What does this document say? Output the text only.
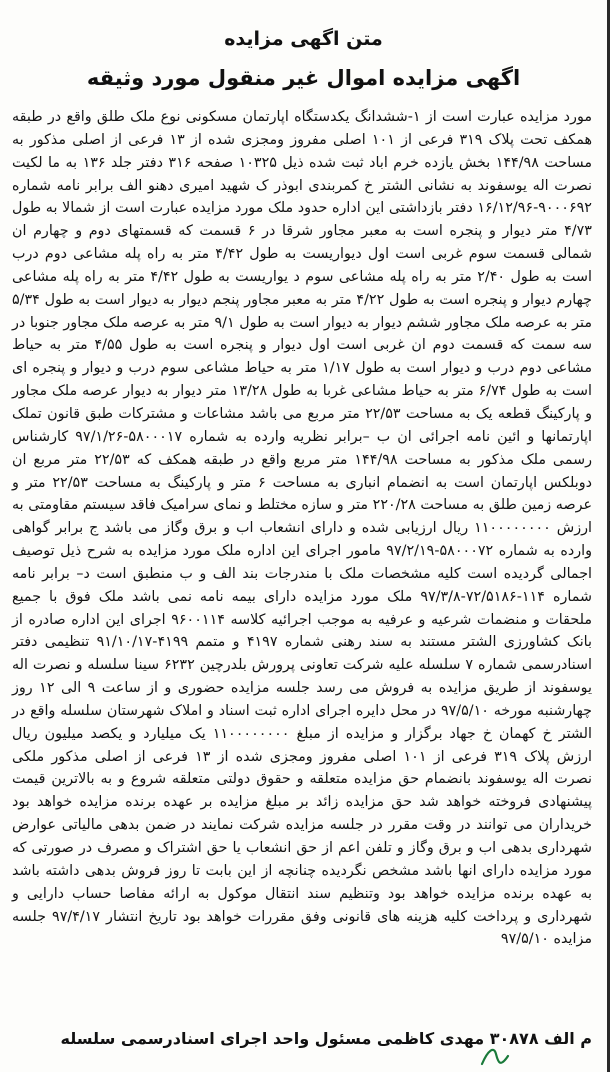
متن اگهی مزایده
اگهی مزایده اموال غیر منقول مورد وثیقه
مورد مزایده عبارت است از ۱-ششدانگ یکدستگاه اپارتمان مسکونی نوع ملک طلق واقع در طبقه همکف تحت پلاک ۳۱۹ فرعی از ۱۰۱ اصلی مفروز ومجزی شده از ۱۳ فرعی از اصلی مذکور به مساحت ۱۴۴/۹۸ بخش یازده خرم اباد ثبت شده ذیل ۱۰۳۲۵ صفحه ۳۱۶ دفتر جلد ۱۳۶ به ما لکیت نصرت اله یوسفوند به نشانی الشتر خ کمربندی ابوذر ک شهید امیری دهنو الف برابر نامه شماره ۹۰۰۰۶۹۲-۱۶/۱۲/۹۶ دفتر بازداشتی این اداره حدود ملک مورد مزایده عبارت است از شمالا به طول ۴/۷۳ متر دیوار و پنجره است به معبر مجاور شرقا در ۶ قسمت که قسمتهای دوم و چهارم ان شمالی قسمت سوم غربی است اول دیواریست به طول ۴/۴۲ متر به راه پله مشاعی دوم درب است به طول ۲/۴۰ متر به راه پله مشاعی سوم د یواریست به طول ۴/۴۲ متر به راه پله مشاعی چهارم دیوار و پنجره است به طول ۴/۲۲ متر به معبر مجاور پنجم دیوار به دیوار است به طول ۵/۳۴ متر به عرصه ملک مجاور ششم دیوار به دیوار است به طول ۹/۱ متر به عرصه ملک مجاور جنوبا در سه سمت که قسمت دوم ان غربی است اول دیوار و پنجره است به طول ۴/۵۵ متر به حیاط مشاعی دوم درب و دیوار است به طول ۱/۱۷ متر به حیاط مشاعی سوم درب و دیوار و پنجره ای است به طول ۶/۷۴ متر به حیاط مشاعی غربا به طول ۱۳/۲۸ متر دیوار به دیوار عرصه ملک مجاور و پارکینگ قطعه یک به مساحت ۲۲/۵۳ متر مربع می باشد مشاعات و مشترکات طبق قانون تملک اپارتمانها و ائین نامه اجرائی ان ب –برابر نظریه وارده به شماره ۵۸۰۰۰۱۷-۹۷/۱/۲۶ کارشناس رسمی ملک مذکور به مساحت ۱۴۴/۹۸ متر مربع واقع در طبقه همکف که ۲۲/۵۳ متر مربع ان دوبلکس اپارتمان است به انضمام انباری به مساحت ۶ متر و پارکینگ به مساحت ۲۲/۵۳ متر و عرصه زمین طلق به مساحت ۲۲۰/۲۸ متر و سازه مختلط و نمای سرامیک فاقد سیستم مقاومتی به ارزش ۱۱۰۰۰۰۰۰۰۰ ریال ارزیابی شده و دارای انشعاب اب و برق وگاز می باشد ج برابر گواهی وارده به شماره ۵۸۰۰۰۷۲-۹۷/۲/۱۹ مامور اجرای این اداره ملک مورد مزایده به شرح ذیل توصیف اجمالی گردیده است کلیه مشخصات ملک با مندرجات بند الف و ب منطبق است د– برابر نامه شماره ۱۱۴-۷۲/۵۱۸۶-۹۷/۳/۸ ملک مورد مزایده دارای بیمه نامه نمی باشد ملک فوق با جمیع ملحقات و منضمات شرعیه و عرفیه به موجب اجرائیه کلاسه ۹۶۰۰۱۱۴ اجرای این اداره صادره از بانک کشاورزی الشتر مستند به سند رهنی شماره ۴۱۹۷ و متمم ۴۱۹۹-۹۱/۱۰/۱۷ تنظیمی دفتر اسنادرسمی شماره ۷ سلسله علیه شرکت تعاونی پرورش بلدرچین ۶۲۳۲ سینا سلسله و نصرت اله یوسفوند از طریق مزایده به فروش می رسد جلسه مزایده حضوری و از ساعت ۹ الی ۱۲ روز چهارشنبه مورخه ۹۷/۵/۱۰ در محل دایره اجرای اداره ثبت اسناد و املاک شهرستان سلسله واقع در الشتر خ کهمان خ جهاد برگزار و مزایده از مبلغ ۱۱۰۰۰۰۰۰۰۰ یک میلیارد و یکصد میلیون ریال ارزش پلاک ۳۱۹ فرعی از ۱۰۱ اصلی مفروز ومجزی شده از ۱۳ فرعی از اصلی مذکور ملکی نصرت اله یوسفوند بانضمام حق مزایده متعلقه و حقوق دولتی متعلقه شروع و به بالاترین قیمت پیشنهادی فروخته خواهد شد حق مزایده زائد بر مبلغ مزایده بر عهده برنده مزایده خواهد بود خریداران می توانند در وقت مقرر در جلسه مزایده شرکت نمایند در ضمن بدهی مالیاتی عوارض شهرداری بدهی اب و برق وگاز و تلفن اعم از حق انشعاب یا حق اشتراک و مصرف در صورتی که مورد مزایده دارای انها باشد مشخص نگردیده چنانچه از این بابت تا روز فروش بدهی داشته باشد به عهده برنده مزایده خواهد بود وتنظیم سند انتقال موکول به ارائه مفاصا حساب دارایی و شهرداری و پرداخت کلیه هزینه های قانونی وفق مقررات خواهد بود تاریخ انتشار ۹۷/۴/۱۷ جلسه مزایده ۹۷/۵/۱۰
م الف ۳۰۸۷۸ مهدی کاظمی مسئول واحد اجرای اسنادرسمی سلسله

========================================================================

## EXERCISE INSTRUCTIONS
Reproduce each entry precisely. Leave the pictures out.

## COMPLETE ANSWER
What does this document say? Output the text only.
متن اگهی مزایده
اگهی مزایده اموال غیر منقول مورد وثیقه
مورد مزایده عبارت است از ۱-ششدانگ یکدستگاه اپارتمان مسکونی نوع ملک طلق واقع در طبقه همکف تحت پلاک ۳۱۹ فرعی از ۱۰۱ اصلی مفروز ومجزی شده از ۱۳ فرعی از اصلی مذکور به مساحت ۱۴۴/۹۸ بخش یازده خرم اباد ثبت شده ذیل ۱۰۳۲۵ صفحه ۳۱۶ دفتر جلد ۱۳۶ به ما لکیت نصرت اله یوسفوند به نشانی الشتر خ کمربندی ابوذر ک شهید امیری دهنو الف برابر نامه شماره ۹۰۰۰۶۹۲-۱۶/۱۲/۹۶ دفتر بازداشتی این اداره حدود ملک مورد مزایده عبارت است از شمالا به طول ۴/۷۳ متر دیوار و پنجره است به معبر مجاور شرقا در ۶ قسمت که قسمتهای دوم و چهارم ان شمالی قسمت سوم غربی است اول دیواریست به طول ۴/۴۲ متر به راه پله مشاعی دوم درب است به طول ۲/۴۰ متر به راه پله مشاعی سوم د یواریست به طول ۴/۴۲ متر به راه پله مشاعی چهارم دیوار و پنجره است به طول ۴/۲۲ متر به معبر مجاور پنجم دیوار به دیوار است به طول ۵/۳۴ متر به عرصه ملک مجاور ششم دیوار به دیوار است به طول ۹/۱ متر به عرصه ملک مجاور جنوبا در سه سمت که قسمت دوم ان غربی است اول دیوار و پنجره است به طول ۴/۵۵ متر به حیاط مشاعی دوم درب و دیوار است به طول ۱/۱۷ متر به حیاط مشاعی سوم درب و دیوار و پنجره ای است به طول ۶/۷۴ متر به حیاط مشاعی غربا به طول ۱۳/۲۸ متر دیوار به دیوار عرصه ملک مجاور و پارکینگ قطعه یک به مساحت ۲۲/۵۳ متر مربع می باشد مشاعات و مشترکات طبق قانون تملک اپارتمانها و ائین نامه اجرائی ان ب –برابر نظریه وارده به شماره ۵۸۰۰۰۱۷-۹۷/۱/۲۶ کارشناس رسمی ملک مذکور به مساحت ۱۴۴/۹۸ متر مربع واقع در طبقه همکف که ۲۲/۵۳ متر مربع ان دوبلکس اپارتمان است به انضمام انباری به مساحت ۶ متر و پارکینگ به مساحت ۲۲/۵۳ متر و عرصه زمین طلق به مساحت ۲۲۰/۲۸ متر و سازه مختلط و نمای سرامیک فاقد سیستم مقاومتی به ارزش ۱۱۰۰۰۰۰۰۰۰ ریال ارزیابی شده و دارای انشعاب اب و برق وگاز می باشد ج برابر گواهی وارده به شماره ۵۸۰۰۰۷۲-۹۷/۲/۱۹ مامور اجرای این اداره ملک مورد مزایده به شرح ذیل توصیف اجمالی گردیده است کلیه مشخصات ملک با مندرجات بند الف و ب منطبق است د– برابر نامه شماره ۱۱۴-۷۲/۵۱۸۶-۹۷/۳/۸ ملک مورد مزایده دارای بیمه نامه نمی باشد ملک فوق با جمیع ملحقات و منضمات شرعیه و عرفیه به موجب اجرائیه کلاسه ۹۶۰۰۱۱۴ اجرای این اداره صادره از بانک کشاورزی الشتر مستند به سند رهنی شماره ۴۱۹۷ و متمم ۴۱۹۹-۹۱/۱۰/۱۷ تنظیمی دفتر اسنادرسمی شماره ۷ سلسله علیه شرکت تعاونی پرورش بلدرچین ۶۲۳۲ سینا سلسله و نصرت اله یوسفوند از طریق مزایده به فروش می رسد جلسه مزایده حضوری و از ساعت ۹ الی ۱۲ روز چهارشنبه مورخه ۹۷/۵/۱۰ در محل دایره اجرای اداره ثبت اسناد و املاک شهرستان سلسله واقع در الشتر خ کهمان خ جهاد برگزار و مزایده از مبلغ ۱۱۰۰۰۰۰۰۰۰ یک میلیارد و یکصد میلیون ریال ارزش پلاک ۳۱۹ فرعی از ۱۰۱ اصلی مفروز ومجزی شده از ۱۳ فرعی از اصلی مذکور ملکی نصرت اله یوسفوند بانضمام حق مزایده متعلقه و حقوق دولتی متعلقه شروع و به بالاترین قیمت پیشنهادی فروخته خواهد شد حق مزایده زائد بر مبلغ مزایده بر عهده برنده مزایده خواهد بود خریداران می توانند در وقت مقرر در جلسه مزایده شرکت نمایند در ضمن بدهی مالیاتی عوارض شهرداری بدهی اب و برق وگاز و تلفن اعم از حق انشعاب یا حق اشتراک و مصرف در صورتی که مورد مزایده دارای انها باشد مشخص نگردیده چنانچه از این بابت تا روز فروش بدهی داشته باشد به عهده برنده مزایده خواهد بود وتنظیم سند انتقال موکول به ارائه مفاصا حساب دارایی و شهرداری و پرداخت کلیه هزینه های قانونی وفق مقررات خواهد بود تاریخ انتشار ۹۷/۴/۱۷ جلسه مزایده ۹۷/۵/۱۰
م الف ۳۰۸۷۸ مهدی کاظمی مسئول واحد اجرای اسنادرسمی سلسله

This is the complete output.